━━ Records for this exercise ━━

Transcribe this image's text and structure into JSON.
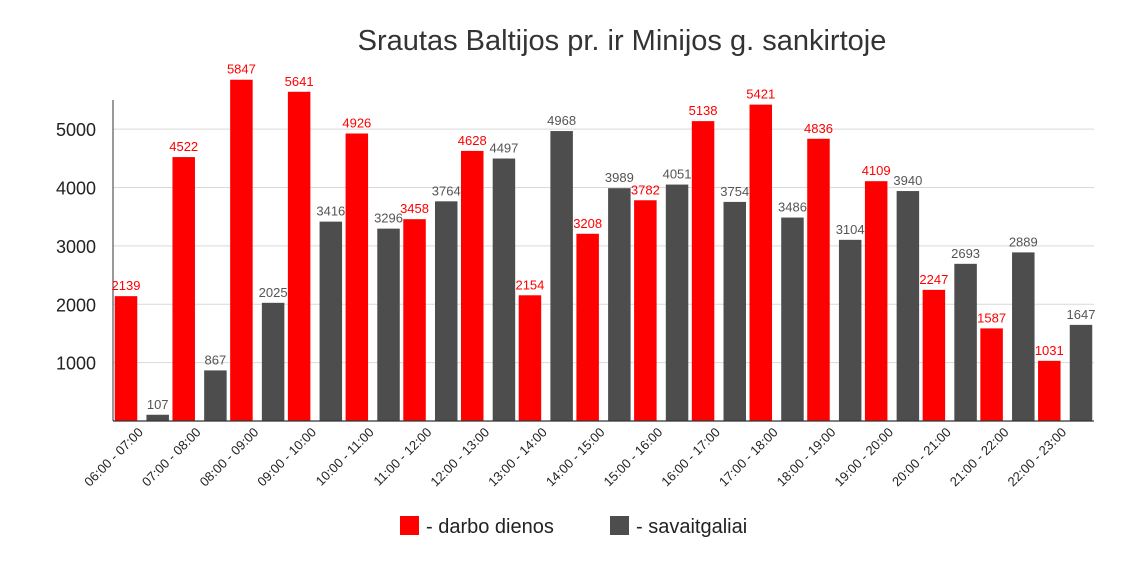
{
  "chart_data": {
    "type": "bar",
    "title": "Srautas Baltijos pr. ir Minijos g. sankirtoje",
    "xlabel": "",
    "ylabel": "",
    "ylim": [
      0,
      5500
    ],
    "yticks": [
      1000,
      2000,
      3000,
      4000,
      5000
    ],
    "grid": true,
    "legend_position": "bottom",
    "categories": [
      "06:00 - 07:00",
      "07:00 - 08:00",
      "08:00 - 09:00",
      "09:00 - 10:00",
      "10:00 - 11:00",
      "11:00 - 12:00",
      "12:00 - 13:00",
      "13:00 - 14:00",
      "14:00 - 15:00",
      "15:00 - 16:00",
      "16:00 - 17:00",
      "17:00 - 18:00",
      "18:00 - 19:00",
      "19:00 - 20:00",
      "20:00 - 21:00",
      "21:00 - 22:00",
      "22:00 - 23:00"
    ],
    "series": [
      {
        "name": "- darbo dienos",
        "color": "#ff0000",
        "label_color": "#ff0000",
        "values": [
          2139,
          4522,
          5847,
          5641,
          4926,
          3458,
          4628,
          2154,
          3208,
          3782,
          5138,
          5421,
          4836,
          4109,
          2247,
          1587,
          1031
        ]
      },
      {
        "name": "- savaitgaliai",
        "color": "#4d4d4d",
        "label_color": "#555555",
        "values": [
          107,
          867,
          2025,
          3416,
          3296,
          3764,
          4497,
          4968,
          3989,
          4051,
          3754,
          3486,
          3104,
          3940,
          2693,
          2889,
          1647
        ]
      }
    ]
  }
}
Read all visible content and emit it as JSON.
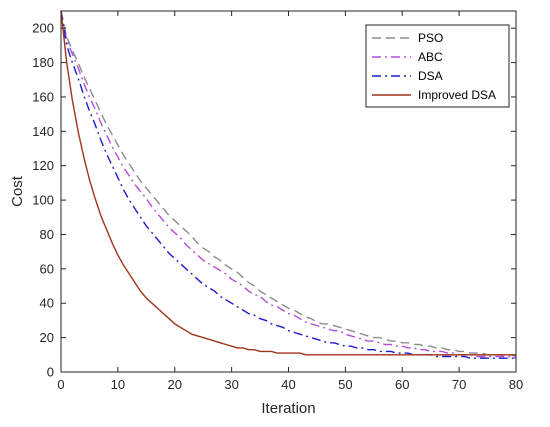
{
  "chart_data": {
    "type": "line",
    "title": "",
    "xlabel": "Iteration",
    "ylabel": "Cost",
    "xlim": [
      0,
      80
    ],
    "ylim": [
      0,
      210
    ],
    "xticks": [
      0,
      10,
      20,
      30,
      40,
      50,
      60,
      70,
      80
    ],
    "yticks": [
      0,
      20,
      40,
      60,
      80,
      100,
      120,
      140,
      160,
      180,
      200
    ],
    "grid": false,
    "legend_position": "top-right",
    "series": [
      {
        "name": "PSO",
        "color": "#8c8c8c",
        "dash": "dashed",
        "points": [
          [
            0,
            210
          ],
          [
            1,
            195
          ],
          [
            2,
            187
          ],
          [
            3,
            180
          ],
          [
            4,
            172
          ],
          [
            5,
            165
          ],
          [
            6,
            158
          ],
          [
            7,
            151
          ],
          [
            8,
            144
          ],
          [
            9,
            138
          ],
          [
            10,
            132
          ],
          [
            11,
            126
          ],
          [
            12,
            121
          ],
          [
            13,
            116
          ],
          [
            14,
            111
          ],
          [
            15,
            107
          ],
          [
            16,
            103
          ],
          [
            17,
            99
          ],
          [
            18,
            95
          ],
          [
            19,
            91
          ],
          [
            20,
            88
          ],
          [
            21,
            85
          ],
          [
            22,
            82
          ],
          [
            23,
            79
          ],
          [
            24,
            75
          ],
          [
            25,
            72
          ],
          [
            26,
            70
          ],
          [
            27,
            67
          ],
          [
            28,
            65
          ],
          [
            29,
            62
          ],
          [
            30,
            60
          ],
          [
            31,
            58
          ],
          [
            32,
            55
          ],
          [
            33,
            52
          ],
          [
            34,
            50
          ],
          [
            35,
            47
          ],
          [
            36,
            45
          ],
          [
            37,
            43
          ],
          [
            38,
            41
          ],
          [
            39,
            39
          ],
          [
            40,
            37
          ],
          [
            41,
            36
          ],
          [
            42,
            34
          ],
          [
            43,
            32
          ],
          [
            44,
            31
          ],
          [
            45,
            29
          ],
          [
            46,
            28
          ],
          [
            47,
            28
          ],
          [
            48,
            27
          ],
          [
            49,
            26
          ],
          [
            50,
            25
          ],
          [
            51,
            24
          ],
          [
            52,
            23
          ],
          [
            53,
            22
          ],
          [
            54,
            21
          ],
          [
            55,
            20
          ],
          [
            56,
            20
          ],
          [
            57,
            19
          ],
          [
            58,
            18
          ],
          [
            59,
            18
          ],
          [
            60,
            17
          ],
          [
            61,
            17
          ],
          [
            62,
            16
          ],
          [
            63,
            16
          ],
          [
            64,
            15
          ],
          [
            65,
            15
          ],
          [
            66,
            14
          ],
          [
            67,
            14
          ],
          [
            68,
            13
          ],
          [
            69,
            13
          ],
          [
            70,
            12
          ],
          [
            71,
            12
          ],
          [
            72,
            11
          ],
          [
            73,
            11
          ],
          [
            74,
            11
          ],
          [
            75,
            10
          ],
          [
            76,
            10
          ],
          [
            77,
            10
          ],
          [
            78,
            10
          ],
          [
            79,
            10
          ],
          [
            80,
            9
          ]
        ]
      },
      {
        "name": "ABC",
        "color": "#b44fd8",
        "dash": "dashdot",
        "points": [
          [
            0,
            210
          ],
          [
            1,
            193
          ],
          [
            2,
            185
          ],
          [
            3,
            177
          ],
          [
            4,
            168
          ],
          [
            5,
            160
          ],
          [
            6,
            153
          ],
          [
            7,
            145
          ],
          [
            8,
            138
          ],
          [
            9,
            131
          ],
          [
            10,
            125
          ],
          [
            11,
            119
          ],
          [
            12,
            114
          ],
          [
            13,
            109
          ],
          [
            14,
            105
          ],
          [
            15,
            101
          ],
          [
            16,
            96
          ],
          [
            17,
            92
          ],
          [
            18,
            88
          ],
          [
            19,
            84
          ],
          [
            20,
            81
          ],
          [
            21,
            78
          ],
          [
            22,
            74
          ],
          [
            23,
            71
          ],
          [
            24,
            68
          ],
          [
            25,
            65
          ],
          [
            26,
            63
          ],
          [
            27,
            61
          ],
          [
            28,
            59
          ],
          [
            29,
            57
          ],
          [
            30,
            54
          ],
          [
            31,
            52
          ],
          [
            32,
            50
          ],
          [
            33,
            47
          ],
          [
            34,
            45
          ],
          [
            35,
            44
          ],
          [
            36,
            41
          ],
          [
            37,
            39
          ],
          [
            38,
            38
          ],
          [
            39,
            36
          ],
          [
            40,
            34
          ],
          [
            41,
            33
          ],
          [
            42,
            31
          ],
          [
            43,
            29
          ],
          [
            44,
            28
          ],
          [
            45,
            27
          ],
          [
            46,
            26
          ],
          [
            47,
            25
          ],
          [
            48,
            24
          ],
          [
            49,
            24
          ],
          [
            50,
            22
          ],
          [
            51,
            21
          ],
          [
            52,
            20
          ],
          [
            53,
            19
          ],
          [
            54,
            18
          ],
          [
            55,
            18
          ],
          [
            56,
            17
          ],
          [
            57,
            16
          ],
          [
            58,
            16
          ],
          [
            59,
            15
          ],
          [
            60,
            15
          ],
          [
            61,
            14
          ],
          [
            62,
            14
          ],
          [
            63,
            13
          ],
          [
            64,
            13
          ],
          [
            65,
            12
          ],
          [
            66,
            12
          ],
          [
            67,
            12
          ],
          [
            68,
            11
          ],
          [
            69,
            11
          ],
          [
            70,
            10
          ],
          [
            71,
            10
          ],
          [
            72,
            10
          ],
          [
            73,
            9
          ],
          [
            74,
            9
          ],
          [
            75,
            9
          ],
          [
            76,
            9
          ],
          [
            77,
            9
          ],
          [
            78,
            9
          ],
          [
            79,
            9
          ],
          [
            80,
            8
          ]
        ]
      },
      {
        "name": "DSA",
        "color": "#1c1ccf",
        "dash": "dashdot",
        "points": [
          [
            0,
            210
          ],
          [
            1,
            190
          ],
          [
            2,
            180
          ],
          [
            3,
            171
          ],
          [
            4,
            161
          ],
          [
            5,
            152
          ],
          [
            6,
            144
          ],
          [
            7,
            135
          ],
          [
            8,
            127
          ],
          [
            9,
            120
          ],
          [
            10,
            113
          ],
          [
            11,
            106
          ],
          [
            12,
            100
          ],
          [
            13,
            95
          ],
          [
            14,
            90
          ],
          [
            15,
            85
          ],
          [
            16,
            81
          ],
          [
            17,
            77
          ],
          [
            18,
            73
          ],
          [
            19,
            69
          ],
          [
            20,
            66
          ],
          [
            21,
            63
          ],
          [
            22,
            60
          ],
          [
            23,
            57
          ],
          [
            24,
            54
          ],
          [
            25,
            51
          ],
          [
            26,
            49
          ],
          [
            27,
            47
          ],
          [
            28,
            44
          ],
          [
            29,
            42
          ],
          [
            30,
            40
          ],
          [
            31,
            38
          ],
          [
            32,
            36
          ],
          [
            33,
            34
          ],
          [
            34,
            33
          ],
          [
            35,
            31
          ],
          [
            36,
            30
          ],
          [
            37,
            28
          ],
          [
            38,
            27
          ],
          [
            39,
            26
          ],
          [
            40,
            24
          ],
          [
            41,
            23
          ],
          [
            42,
            22
          ],
          [
            43,
            21
          ],
          [
            44,
            20
          ],
          [
            45,
            19
          ],
          [
            46,
            18
          ],
          [
            47,
            17
          ],
          [
            48,
            17
          ],
          [
            49,
            16
          ],
          [
            50,
            15
          ],
          [
            51,
            15
          ],
          [
            52,
            14
          ],
          [
            53,
            14
          ],
          [
            54,
            13
          ],
          [
            55,
            13
          ],
          [
            56,
            12
          ],
          [
            57,
            12
          ],
          [
            58,
            12
          ],
          [
            59,
            11
          ],
          [
            60,
            11
          ],
          [
            61,
            11
          ],
          [
            62,
            10
          ],
          [
            63,
            10
          ],
          [
            64,
            10
          ],
          [
            65,
            10
          ],
          [
            66,
            9
          ],
          [
            67,
            9
          ],
          [
            68,
            9
          ],
          [
            69,
            9
          ],
          [
            70,
            9
          ],
          [
            71,
            9
          ],
          [
            72,
            8
          ],
          [
            73,
            8
          ],
          [
            74,
            8
          ],
          [
            75,
            8
          ],
          [
            76,
            8
          ],
          [
            77,
            8
          ],
          [
            78,
            8
          ],
          [
            79,
            8
          ],
          [
            80,
            8
          ]
        ]
      },
      {
        "name": "Improved DSA",
        "color": "#a0341a",
        "dash": "solid",
        "points": [
          [
            0,
            210
          ],
          [
            1,
            180
          ],
          [
            2,
            158
          ],
          [
            3,
            140
          ],
          [
            4,
            125
          ],
          [
            5,
            112
          ],
          [
            6,
            101
          ],
          [
            7,
            91
          ],
          [
            8,
            83
          ],
          [
            9,
            75
          ],
          [
            10,
            68
          ],
          [
            11,
            62
          ],
          [
            12,
            57
          ],
          [
            13,
            52
          ],
          [
            14,
            47
          ],
          [
            15,
            43
          ],
          [
            16,
            40
          ],
          [
            17,
            37
          ],
          [
            18,
            34
          ],
          [
            19,
            31
          ],
          [
            20,
            28
          ],
          [
            21,
            26
          ],
          [
            22,
            24
          ],
          [
            23,
            22
          ],
          [
            24,
            21
          ],
          [
            25,
            20
          ],
          [
            26,
            19
          ],
          [
            27,
            18
          ],
          [
            28,
            17
          ],
          [
            29,
            16
          ],
          [
            30,
            15
          ],
          [
            31,
            14
          ],
          [
            32,
            14
          ],
          [
            33,
            13
          ],
          [
            34,
            13
          ],
          [
            35,
            12
          ],
          [
            36,
            12
          ],
          [
            37,
            12
          ],
          [
            38,
            11
          ],
          [
            39,
            11
          ],
          [
            40,
            11
          ],
          [
            41,
            11
          ],
          [
            42,
            11
          ],
          [
            43,
            10
          ],
          [
            44,
            10
          ],
          [
            45,
            10
          ],
          [
            46,
            10
          ],
          [
            47,
            10
          ],
          [
            48,
            10
          ],
          [
            49,
            10
          ],
          [
            50,
            10
          ],
          [
            51,
            10
          ],
          [
            52,
            10
          ],
          [
            53,
            10
          ],
          [
            54,
            10
          ],
          [
            55,
            10
          ],
          [
            56,
            10
          ],
          [
            57,
            10
          ],
          [
            58,
            10
          ],
          [
            59,
            10
          ],
          [
            60,
            10
          ],
          [
            61,
            10
          ],
          [
            62,
            10
          ],
          [
            63,
            10
          ],
          [
            64,
            10
          ],
          [
            65,
            10
          ],
          [
            66,
            10
          ],
          [
            67,
            10
          ],
          [
            68,
            10
          ],
          [
            69,
            10
          ],
          [
            70,
            10
          ],
          [
            71,
            10
          ],
          [
            72,
            10
          ],
          [
            73,
            10
          ],
          [
            74,
            10
          ],
          [
            75,
            10
          ],
          [
            76,
            10
          ],
          [
            77,
            10
          ],
          [
            78,
            10
          ],
          [
            79,
            10
          ],
          [
            80,
            10
          ]
        ]
      }
    ]
  }
}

━━━

** Directions for this task **
Whenever "title" turns up in a line, pick that line out.

** The output **
    "title": "Srautas Baltijos pr. ir Minijos g. sankirtoje",
    "title": "",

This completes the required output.